Write out the records again, exactly, leaving none out.

═════ Data for the task

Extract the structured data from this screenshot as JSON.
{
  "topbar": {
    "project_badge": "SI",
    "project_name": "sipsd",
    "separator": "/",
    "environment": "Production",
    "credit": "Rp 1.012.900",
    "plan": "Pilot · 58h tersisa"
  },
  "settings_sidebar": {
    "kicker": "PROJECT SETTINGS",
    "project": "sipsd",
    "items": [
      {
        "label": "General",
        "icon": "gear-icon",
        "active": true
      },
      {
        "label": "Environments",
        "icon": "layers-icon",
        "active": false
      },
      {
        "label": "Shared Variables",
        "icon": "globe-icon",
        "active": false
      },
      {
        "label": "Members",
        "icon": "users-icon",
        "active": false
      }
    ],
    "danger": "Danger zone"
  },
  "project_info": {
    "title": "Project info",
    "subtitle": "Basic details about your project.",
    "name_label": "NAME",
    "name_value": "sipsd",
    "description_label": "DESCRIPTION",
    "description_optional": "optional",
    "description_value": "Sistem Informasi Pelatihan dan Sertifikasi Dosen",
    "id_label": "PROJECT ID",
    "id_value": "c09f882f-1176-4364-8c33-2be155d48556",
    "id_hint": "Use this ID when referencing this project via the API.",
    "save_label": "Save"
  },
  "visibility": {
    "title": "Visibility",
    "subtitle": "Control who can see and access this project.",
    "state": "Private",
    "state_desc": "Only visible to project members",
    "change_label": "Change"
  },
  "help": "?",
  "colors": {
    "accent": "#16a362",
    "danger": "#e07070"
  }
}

══════════

— The completed task —
Extract the structured data from this screenshot as JSON.
{
  "topbar": {
    "project_badge": "SI",
    "project_name": "sipsd",
    "separator": "/",
    "environment": "Production",
    "credit": "Rp 1.012.900",
    "plan": "Pilot · 58h tersisa"
  },
  "settings_sidebar": {
    "kicker": "PROJECT SETTINGS",
    "project": "sipsd",
    "items": [
      {
        "label": "General",
        "icon": "gear-icon",
        "active": true
      },
      {
        "label": "Environments",
        "icon": "layers-icon",
        "active": false
      },
      {
        "label": "Shared Variables",
        "icon": "globe-icon",
        "active": false
      },
      {
        "label": "Members",
        "icon": "users-icon",
        "active": false
      }
    ],
    "danger": "Danger zone"
  },
  "project_info": {
    "title": "Project info",
    "subtitle": "Basic details about your project.",
    "name_label": "NAME",
    "name_value": "sipsd",
    "description_label": "DESCRIPTION",
    "description_optional": "optional",
    "description_value": "Sistem Informasi Pelatihan dan Sertifikasi Dosen",
    "id_label": "PROJECT ID",
    "id_value": "c09f882f-1176-4364-8c33-2be155d48556",
    "id_hint": "Use this ID when referencing this project via the API.",
    "save_label": "Save"
  },
  "visibility": {
    "title": "Visibility",
    "subtitle": "Control who can see and access this project.",
    "state": "Private",
    "state_desc": "Only visible to project members",
    "change_label": "Change"
  },
  "help": "?",
  "colors": {
    "accent": "#16a362",
    "danger": "#e07070"
  }
}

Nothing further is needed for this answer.